Stored data:

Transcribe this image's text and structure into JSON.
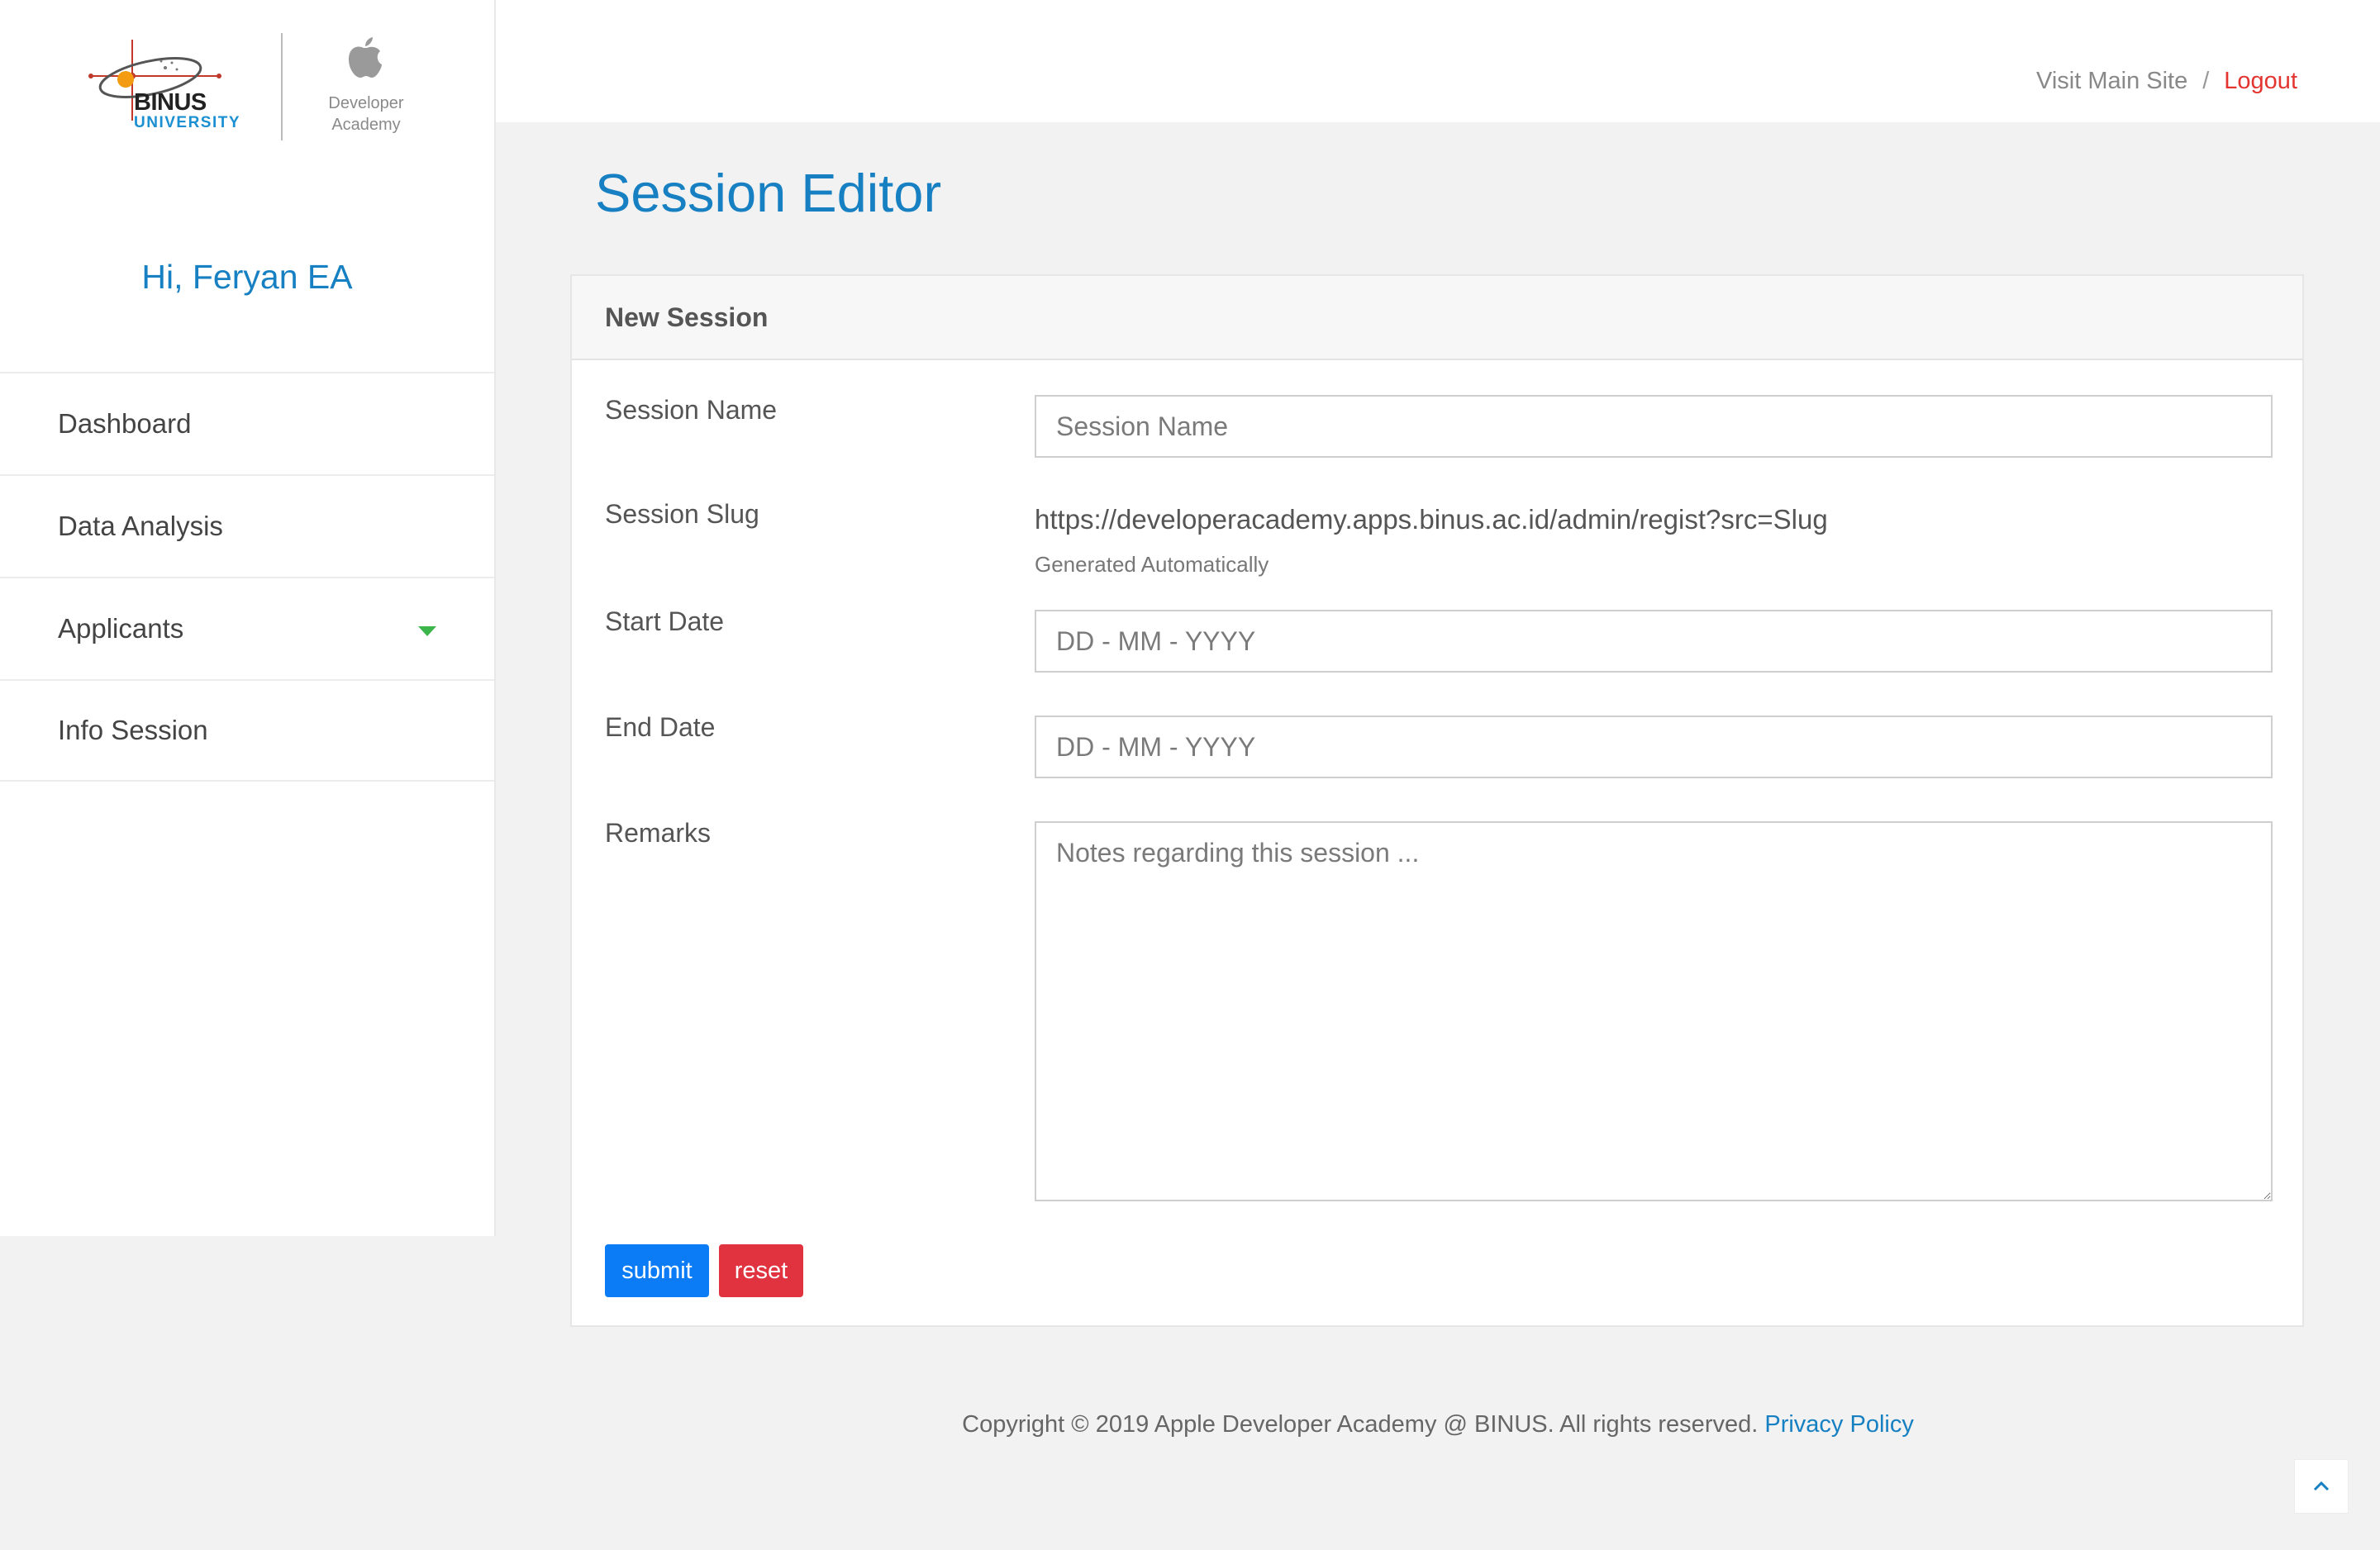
{
  "sidebar": {
    "logo": {
      "brand": "BINUS",
      "sub": "UNIVERSITY",
      "partner_line1": "Developer",
      "partner_line2": "Academy"
    },
    "greeting": "Hi, Feryan EA",
    "items": [
      {
        "label": "Dashboard"
      },
      {
        "label": "Data Analysis"
      },
      {
        "label": "Applicants",
        "icon": "caret-down-icon"
      },
      {
        "label": "Info Session"
      }
    ]
  },
  "topbar": {
    "visit_label": "Visit Main Site",
    "separator": "/",
    "logout_label": "Logout"
  },
  "page": {
    "title": "Session Editor"
  },
  "form": {
    "header": "New Session",
    "session_name": {
      "label": "Session Name",
      "placeholder": "Session Name",
      "value": ""
    },
    "session_slug": {
      "label": "Session Slug",
      "value": "https://developeracademy.apps.binus.ac.id/admin/regist?src=Slug",
      "help": "Generated Automatically"
    },
    "start_date": {
      "label": "Start Date",
      "placeholder": "DD - MM - YYYY",
      "value": ""
    },
    "end_date": {
      "label": "End Date",
      "placeholder": "DD - MM - YYYY",
      "value": ""
    },
    "remarks": {
      "label": "Remarks",
      "placeholder": "Notes regarding this session ...",
      "value": ""
    },
    "submit_label": "submit",
    "reset_label": "reset"
  },
  "footer": {
    "copyright": "Copyright © 2019 Apple Developer Academy @ BINUS. All rights reserved.",
    "privacy_label": "Privacy Policy"
  },
  "colors": {
    "accent": "#1680c2",
    "logout": "#e3342f",
    "submit": "#0b7cf6",
    "reset": "#e0323f",
    "caret": "#3cb54a"
  }
}
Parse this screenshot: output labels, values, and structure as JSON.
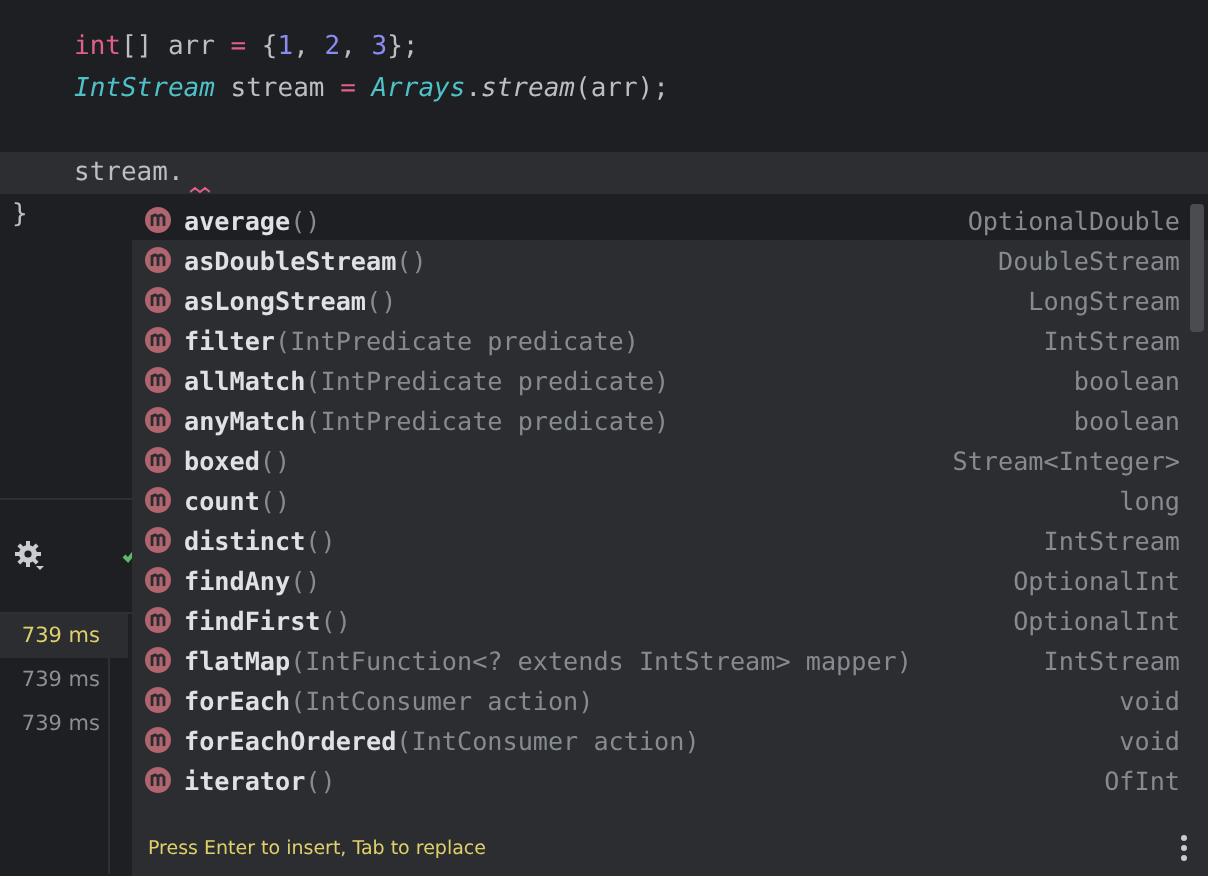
{
  "editor": {
    "lines": [
      {
        "kind": "body",
        "current": false,
        "tokens": [
          {
            "kind": "keyword",
            "text": "int"
          },
          {
            "kind": "plain",
            "text": "[] arr "
          },
          {
            "kind": "operator",
            "text": "="
          },
          {
            "kind": "plain",
            "text": " {"
          },
          {
            "kind": "number",
            "text": "1"
          },
          {
            "kind": "plain",
            "text": ", "
          },
          {
            "kind": "number",
            "text": "2"
          },
          {
            "kind": "plain",
            "text": ", "
          },
          {
            "kind": "number",
            "text": "3"
          },
          {
            "kind": "plain",
            "text": "};"
          }
        ]
      },
      {
        "kind": "body",
        "current": false,
        "tokens": [
          {
            "kind": "type",
            "text": "IntStream"
          },
          {
            "kind": "plain",
            "text": " stream "
          },
          {
            "kind": "operator",
            "text": "= "
          },
          {
            "kind": "type",
            "text": "Arrays"
          },
          {
            "kind": "plain",
            "text": "."
          },
          {
            "kind": "static",
            "text": "stream"
          },
          {
            "kind": "plain",
            "text": "(arr);"
          }
        ]
      },
      {
        "kind": "body",
        "current": false
      },
      {
        "kind": "body",
        "current": true,
        "error": true,
        "tokens": [
          {
            "kind": "plain",
            "text": "stream."
          }
        ]
      },
      {
        "kind": "closing",
        "current": false,
        "tokens": [
          {
            "kind": "plain",
            "text": "}"
          }
        ]
      }
    ]
  },
  "run_panel": {
    "rows": [
      {
        "time": "739 ms",
        "selected": true
      },
      {
        "time": "739 ms",
        "selected": false
      },
      {
        "time": "739 ms",
        "selected": false
      }
    ]
  },
  "completion": {
    "items": [
      {
        "name": "average",
        "params": "()",
        "type": "OptionalDouble",
        "selected": true
      },
      {
        "name": "asDoubleStream",
        "params": "()",
        "type": "DoubleStream",
        "selected": false
      },
      {
        "name": "asLongStream",
        "params": "()",
        "type": "LongStream",
        "selected": false
      },
      {
        "name": "filter",
        "params": "(IntPredicate predicate)",
        "type": "IntStream",
        "selected": false
      },
      {
        "name": "allMatch",
        "params": "(IntPredicate predicate)",
        "type": "boolean",
        "selected": false
      },
      {
        "name": "anyMatch",
        "params": "(IntPredicate predicate)",
        "type": "boolean",
        "selected": false
      },
      {
        "name": "boxed",
        "params": "()",
        "type": "Stream<Integer>",
        "selected": false
      },
      {
        "name": "count",
        "params": "()",
        "type": "long",
        "selected": false
      },
      {
        "name": "distinct",
        "params": "()",
        "type": "IntStream",
        "selected": false
      },
      {
        "name": "findAny",
        "params": "()",
        "type": "OptionalInt",
        "selected": false
      },
      {
        "name": "findFirst",
        "params": "()",
        "type": "OptionalInt",
        "selected": false
      },
      {
        "name": "flatMap",
        "params": "(IntFunction<? extends IntStream> mapper)",
        "type": "IntStream",
        "selected": false
      },
      {
        "name": "forEach",
        "params": "(IntConsumer action)",
        "type": "void",
        "selected": false
      },
      {
        "name": "forEachOrdered",
        "params": "(IntConsumer action)",
        "type": "void",
        "selected": false
      },
      {
        "name": "iterator",
        "params": "()",
        "type": "OfInt",
        "selected": false
      }
    ],
    "footer": "Press Enter to insert, Tab to replace"
  }
}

Task to complete: Set down the records in full and exactly. Do not carry over any image.

Result of the task:
Transcribe this image's text and structure into JSON.
{
  "sidebar": {
    "logo": {
      "brand": "BINUS",
      "sub": "UNIVERSITY",
      "partner_line1": "Developer",
      "partner_line2": "Academy"
    },
    "greeting": "Hi, Feryan EA",
    "items": [
      {
        "label": "Dashboard"
      },
      {
        "label": "Data Analysis"
      },
      {
        "label": "Applicants",
        "icon": "caret-down-icon"
      },
      {
        "label": "Info Session"
      }
    ]
  },
  "topbar": {
    "visit_label": "Visit Main Site",
    "separator": "/",
    "logout_label": "Logout"
  },
  "page": {
    "title": "Session Editor"
  },
  "form": {
    "header": "New Session",
    "session_name": {
      "label": "Session Name",
      "placeholder": "Session Name",
      "value": ""
    },
    "session_slug": {
      "label": "Session Slug",
      "value": "https://developeracademy.apps.binus.ac.id/admin/regist?src=Slug",
      "help": "Generated Automatically"
    },
    "start_date": {
      "label": "Start Date",
      "placeholder": "DD - MM - YYYY",
      "value": ""
    },
    "end_date": {
      "label": "End Date",
      "placeholder": "DD - MM - YYYY",
      "value": ""
    },
    "remarks": {
      "label": "Remarks",
      "placeholder": "Notes regarding this session ...",
      "value": ""
    },
    "submit_label": "submit",
    "reset_label": "reset"
  },
  "footer": {
    "copyright": "Copyright © 2019 Apple Developer Academy @ BINUS. All rights reserved.",
    "privacy_label": "Privacy Policy"
  },
  "colors": {
    "accent": "#1680c2",
    "logout": "#e3342f",
    "submit": "#0b7cf6",
    "reset": "#e0323f",
    "caret": "#3cb54a"
  }
}
Parse this screenshot: output labels, values, and structure as JSON.
{
  "editor": {
    "lines": [
      {
        "kind": "body",
        "current": false,
        "tokens": [
          {
            "kind": "keyword",
            "text": "int"
          },
          {
            "kind": "plain",
            "text": "[] arr "
          },
          {
            "kind": "operator",
            "text": "="
          },
          {
            "kind": "plain",
            "text": " {"
          },
          {
            "kind": "number",
            "text": "1"
          },
          {
            "kind": "plain",
            "text": ", "
          },
          {
            "kind": "number",
            "text": "2"
          },
          {
            "kind": "plain",
            "text": ", "
          },
          {
            "kind": "number",
            "text": "3"
          },
          {
            "kind": "plain",
            "text": "};"
          }
        ]
      },
      {
        "kind": "body",
        "current": false,
        "tokens": [
          {
            "kind": "type",
            "text": "IntStream"
          },
          {
            "kind": "plain",
            "text": " stream "
          },
          {
            "kind": "operator",
            "text": "= "
          },
          {
            "kind": "type",
            "text": "Arrays"
          },
          {
            "kind": "plain",
            "text": "."
          },
          {
            "kind": "static",
            "text": "stream"
          },
          {
            "kind": "plain",
            "text": "(arr);"
          }
        ]
      },
      {
        "kind": "body",
        "current": false
      },
      {
        "kind": "body",
        "current": true,
        "error": true,
        "tokens": [
          {
            "kind": "plain",
            "text": "stream."
          }
        ]
      },
      {
        "kind": "closing",
        "current": false,
        "tokens": [
          {
            "kind": "plain",
            "text": "}"
          }
        ]
      }
    ]
  },
  "run_panel": {
    "rows": [
      {
        "time": "739 ms",
        "selected": true
      },
      {
        "time": "739 ms",
        "selected": false
      },
      {
        "time": "739 ms",
        "selected": false
      }
    ]
  },
  "completion": {
    "items": [
      {
        "name": "average",
        "params": "()",
        "type": "OptionalDouble",
        "selected": true
      },
      {
        "name": "asDoubleStream",
        "params": "()",
        "type": "DoubleStream",
        "selected": false
      },
      {
        "name": "asLongStream",
        "params": "()",
        "type": "LongStream",
        "selected": false
      },
      {
        "name": "filter",
        "params": "(IntPredicate predicate)",
        "type": "IntStream",
        "selected": false
      },
      {
        "name": "allMatch",
        "params": "(IntPredicate predicate)",
        "type": "boolean",
        "selected": false
      },
      {
        "name": "anyMatch",
        "params": "(IntPredicate predicate)",
        "type": "boolean",
        "selected": false
      },
      {
        "name": "boxed",
        "params": "()",
        "type": "Stream<Integer>",
        "selected": false
      },
      {
        "name": "count",
        "params": "()",
        "type": "long",
        "selected": false
      },
      {
        "name": "distinct",
        "params": "()",
        "type": "IntStream",
        "selected": false
      },
      {
        "name": "findAny",
        "params": "()",
        "type": "OptionalInt",
        "selected": false
      },
      {
        "name": "findFirst",
        "params": "()",
        "type": "OptionalInt",
        "selected": false
      },
      {
        "name": "flatMap",
        "params": "(IntFunction<? extends IntStream> mapper)",
        "type": "IntStream",
        "selected": false
      },
      {
        "name": "forEach",
        "params": "(IntConsumer action)",
        "type": "void",
        "selected": false
      },
      {
        "name": "forEachOrdered",
        "params": "(IntConsumer action)",
        "type": "void",
        "selected": false
      },
      {
        "name": "iterator",
        "params": "()",
        "type": "OfInt",
        "selected": false
      }
    ],
    "footer": "Press Enter to insert, Tab to replace"
  }
}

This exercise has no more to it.